>> Begin

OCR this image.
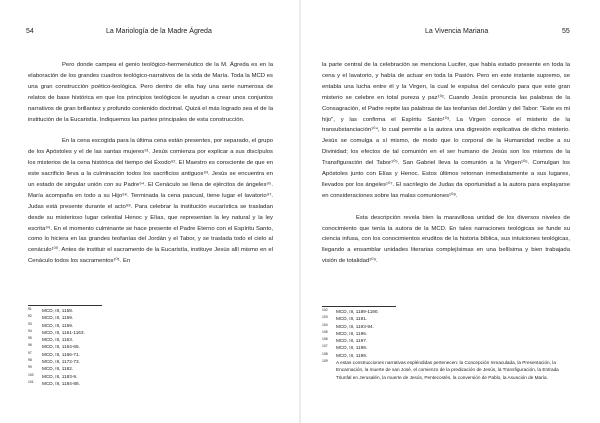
54	La Mariología de la Madre Ágreda

Pero donde campea el genio teológico-hermenéutico de la M. Ágreda es en la elaboración de los grandes cuadros teológico-narrativos de la vida de María. Toda la MCD es una gran construcción poético-teológica. Pero dentro de ella hay una serie numerosa de relatos de base histórica en que los principios teológicos le ayudan a crear unos conjuntos narrativos de gran brillantez y profundo contenido doctrinal. Quizá el más logrado sea el de la institución de la Eucaristía. Indiquemos las partes principales de esta construcción.

En la cena escogida para la última cena están presentes, por separado, el grupo de los Apóstoles y el de las santas mujeres⁹¹. Jesús comienza por explicar a sus discípulos los misterios de la cena histórica del tiempo del Éxodo⁹². El Maestro es consciente de que en este sacrificio lleva a la culminación todos los sacrificios antiguos⁹³. Jesús se encuentra en un estado de singular unión con su Padre⁹⁴. El Cenáculo se llena de ejércitos de ángeles⁹⁵. María acompaña en todo a su Hijo⁹⁶. Terminada la cena pascual, tiene lugar el lavatorio⁹⁷. Judas está presente durante el acto⁹⁸. Para celebrar la institución eucarística se trasladan desde su misterioso lugar celestial Henoc y Elías, que representan la ley natural y la ley escrita⁹⁹. En el momento culminante se hace presente el Padre Eterno con el Espíritu Santo, como lo hiciera en las grandes teofanías del Jordán y el Tabor, y se traslada todo el cielo al cenáculo¹⁰⁰. Antes de instituir el sacramento de la Eucaristía, instituye Jesús allí mismo en el Cenáculo todos los sacramentos¹⁰¹. En

91 MCD, III, 1158.

92 MCD, III, 1159.

93 MCD, III, 1159.

94 MCD, III, 1161-1163.

95 MCD, III, 1163.

96 MCD, III, 1164-65.

97 MCD, III, 1166-71.

98 MCD, III, 1172-73.

99 MCD, III, 1182.

100 MCD, III, 1183-9.

101 MCD, III, 1184-88.

La Vivencia Mariana	55

la parte central de la celebración se menciona Lucifer, que había estado presente en toda la cena y el lavatorio, y había de actuar en toda la Pasión. Pero en este instante supremo, se entabla una lucha entre él y la Virgen, la cual le expulsa del cenáculo para que este gran misterio se celebre en total pureza y paz¹⁰². Cuando Jesús pronuncia las palabras de la Consagración, el Padre repite las palabras de las teofanías del Jordán y del Tabor: "Este es mi hijo", y las confirma el Espíritu Santo¹⁰³. La Virgen conoce el misterio de la transubstanciación¹⁰⁴, lo cual permite a la autora una digresión explicativa de dicho misterio. Jesús se comulga a sí mismo, de modo que lo corporal de la Humanidad recibe a su Divinidad; los efectos de tal comunión en el ser humano de Jesús son los mismos de la Transfiguración del Tabor¹⁰⁵. San Gabriel lleva la comunión a la Virgen¹⁰⁶. Comulgan los Apóstoles junto con Elías y Henoc. Estos últimos retornan inmediatamente a sus lugares, llevados por los ángeles¹⁰⁷. El sacrilegio de Judas da oportunidad a la autora para explayarse en consideraciones sobre las malas comuniones¹⁰⁸.

Esta descripción revela bien la maravillosa unidad de los diversos niveles de conocimiento que tenía la autora de la MCD. En tales narraciones teológicas se funde su ciencia infusa, con los conocimientos eruditos de la historia bíblica, sus intuiciones teológicas, llegando a ensamblar unidades literarias complejísimas en una bellísima y bien trabajada visión de totalidad¹⁰⁹.

102 MCD, III, 1189-1190.

103 MCD, III, 1191.

104 MCD, III, 1193-94.

105 MCD, III, 1196.

106 MCD, III, 1197.

107 MCD, III, 1198.

108 MCD, III, 1199.

109 A estas construcciones narrativas espléndidas pertenecen: la Concepción Inmaculada, la Presentación, la Encarnación, la muerte de san José, el comienzo de la predicación de Jesús, la Transfiguración, la Entrada Triunfal en Jerusalén, la muerte de Jesús, Pentecostés, la conversión de Pablo, la Asunción de María.
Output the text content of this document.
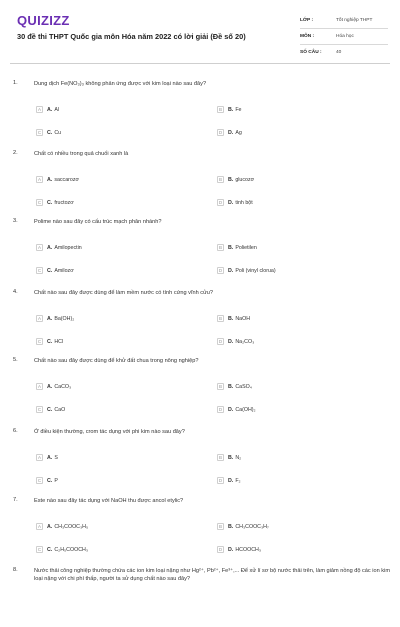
QUIZIZZ
30 đề thi THPT Quốc gia môn Hóa năm 2022 có lời giải (Đề số 20)
LỚP :	Tốt nghiệp THPT
MÔN :	Hóa học
SỐ CÂU :	40
1.	Dung dịch Fe(NO₃)₃ không phản ứng được với kim loại nào sau đây?
A	A. Al	B	B. Fe
C	C. Cu	D	D. Ag
2.	Chất có nhiều trong quả chuối xanh là
A	A. saccarozơ	B	B. glucozơ
C	C. fructozơ	D	D. tinh bột
3.	Polime nào sau đây có cấu trúc mạch phân nhánh?
A	A. Amilopectin	B	B. Polietilen
C	C. Amilozơ	D	D. Poli (vinyl clorua)
4.	Chất nào sau đây được dùng để làm mềm nước có tính cứng vĩnh cửu?
A	A. Ba(OH)₂	B	B. NaOH
C	C. HCl	D	D. Na₂CO₃
5.	Chất nào sau đây được dùng để khử đất chua trong nông nghiệp?
A	A. CaCO₃	B	B. CaSO₄
C	C. CaO	D	D. Ca(OH)₂
6.	Ở điều kiện thường, crom tác dụng với phi kim nào sau đây?
A	A. S	B	B. N₂
C	C. P	D	D. F₂
7.	Este nào sau đây tác dụng với NaOH thu được ancol etylic?
A	A. CH₃COOC₃H₅	B	B. CH₃COOC₃H₇
C	C. C₂H₅COOCH₃	D	D. HCOOCH₃
8.	Nước thải công nghiệp thường chứa các ion kim loại nặng như Hg²⁺, Pb²⁺, Fe³⁺,... Để xử lí sơ bộ nước thải trên, làm giảm nồng độ các ion kim loại nặng với chi phí thấp, người ta sử dụng chất nào sau đây?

>> End

Aim of the exercise :: Copy every line above word for word and exclude the pictures.

Solution for this problem ::
OCR this image.
54	La Mariología de la Madre Ágreda

Pero donde campea el genio teológico-hermenéutico de la M. Ágreda es en la elaboración de los grandes cuadros teológico-narrativos de la vida de María. Toda la MCD es una gran construcción poético-teológica. Pero dentro de ella hay una serie numerosa de relatos de base histórica en que los principios teológicos le ayudan a crear unos conjuntos narrativos de gran brillantez y profundo contenido doctrinal. Quizá el más logrado sea el de la institución de la Eucaristía. Indiquemos las partes principales de esta construcción.

En la cena escogida para la última cena están presentes, por separado, el grupo de los Apóstoles y el de las santas mujeres⁹¹. Jesús comienza por explicar a sus discípulos los misterios de la cena histórica del tiempo del Éxodo⁹². El Maestro es consciente de que en este sacrificio lleva a la culminación todos los sacrificios antiguos⁹³. Jesús se encuentra en un estado de singular unión con su Padre⁹⁴. El Cenáculo se llena de ejércitos de ángeles⁹⁵. María acompaña en todo a su Hijo⁹⁶. Terminada la cena pascual, tiene lugar el lavatorio⁹⁷. Judas está presente durante el acto⁹⁸. Para celebrar la institución eucarística se trasladan desde su misterioso lugar celestial Henoc y Elías, que representan la ley natural y la ley escrita⁹⁹. En el momento culminante se hace presente el Padre Eterno con el Espíritu Santo, como lo hiciera en las grandes teofanías del Jordán y el Tabor, y se traslada todo el cielo al cenáculo¹⁰⁰. Antes de instituir el sacramento de la Eucaristía, instituye Jesús allí mismo en el Cenáculo todos los sacramentos¹⁰¹. En

91 MCD, III, 1158.

92 MCD, III, 1159.

93 MCD, III, 1159.

94 MCD, III, 1161-1163.

95 MCD, III, 1163.

96 MCD, III, 1164-65.

97 MCD, III, 1166-71.

98 MCD, III, 1172-73.

99 MCD, III, 1182.

100 MCD, III, 1183-9.

101 MCD, III, 1184-88.

La Vivencia Mariana	55

la parte central de la celebración se menciona Lucifer, que había estado presente en toda la cena y el lavatorio, y había de actuar en toda la Pasión. Pero en este instante supremo, se entabla una lucha entre él y la Virgen, la cual le expulsa del cenáculo para que este gran misterio se celebre en total pureza y paz¹⁰². Cuando Jesús pronuncia las palabras de la Consagración, el Padre repite las palabras de las teofanías del Jordán y del Tabor: "Este es mi hijo", y las confirma el Espíritu Santo¹⁰³. La Virgen conoce el misterio de la transubstanciación¹⁰⁴, lo cual permite a la autora una digresión explicativa de dicho misterio. Jesús se comulga a sí mismo, de modo que lo corporal de la Humanidad recibe a su Divinidad; los efectos de tal comunión en el ser humano de Jesús son los mismos de la Transfiguración del Tabor¹⁰⁵. San Gabriel lleva la comunión a la Virgen¹⁰⁶. Comulgan los Apóstoles junto con Elías y Henoc. Estos últimos retornan inmediatamente a sus lugares, llevados por los ángeles¹⁰⁷. El sacrilegio de Judas da oportunidad a la autora para explayarse en consideraciones sobre las malas comuniones¹⁰⁸.

Esta descripción revela bien la maravillosa unidad de los diversos niveles de conocimiento que tenía la autora de la MCD. En tales narraciones teológicas se funde su ciencia infusa, con los conocimientos eruditos de la historia bíblica, sus intuiciones teológicas, llegando a ensamblar unidades literarias complejísimas en una bellísima y bien trabajada visión de totalidad¹⁰⁹.

102 MCD, III, 1189-1190.

103 MCD, III, 1191.

104 MCD, III, 1193-94.

105 MCD, III, 1196.

106 MCD, III, 1197.

107 MCD, III, 1198.

108 MCD, III, 1199.

109 A estas construcciones narrativas espléndidas pertenecen: la Concepción Inmaculada, la Presentación, la Encarnación, la muerte de san José, el comienzo de la predicación de Jesús, la Transfiguración, la Entrada Triunfal en Jerusalén, la muerte de Jesús, Pentecostés, la conversión de Pablo, la Asunción de María.
Output the text content of this document.
QUIZIZZ
30 đề thi THPT Quốc gia môn Hóa năm 2022 có lời giải (Đề số 20)
LỚP :	Tốt nghiệp THPT
MÔN :	Hóa học
SỐ CÂU :	40
1.	Dung dịch Fe(NO₃)₃ không phản ứng được với kim loại nào sau đây?
A	A. Al	B	B. Fe
C	C. Cu	D	D. Ag
2.	Chất có nhiều trong quả chuối xanh là
A	A. saccarozơ	B	B. glucozơ
C	C. fructozơ	D	D. tinh bột
3.	Polime nào sau đây có cấu trúc mạch phân nhánh?
A	A. Amilopectin	B	B. Polietilen
C	C. Amilozơ	D	D. Poli (vinyl clorua)
4.	Chất nào sau đây được dùng để làm mềm nước có tính cứng vĩnh cửu?
A	A. Ba(OH)₂	B	B. NaOH
C	C. HCl	D	D. Na₂CO₃
5.	Chất nào sau đây được dùng để khử đất chua trong nông nghiệp?
A	A. CaCO₃	B	B. CaSO₄
C	C. CaO	D	D. Ca(OH)₂
6.	Ở điều kiện thường, crom tác dụng với phi kim nào sau đây?
A	A. S	B	B. N₂
C	C. P	D	D. F₂
7.	Este nào sau đây tác dụng với NaOH thu được ancol etylic?
A	A. CH₃COOC₃H₅	B	B. CH₃COOC₃H₇
C	C. C₂H₅COOCH₃	D	D. HCOOCH₃
8.	Nước thải công nghiệp thường chứa các ion kim loại nặng như Hg²⁺, Pb²⁺, Fe³⁺,... Để xử lí sơ bộ nước thải trên, làm giảm nồng độ các ion kim loại nặng với chi phí thấp, người ta sử dụng chất nào sau đây?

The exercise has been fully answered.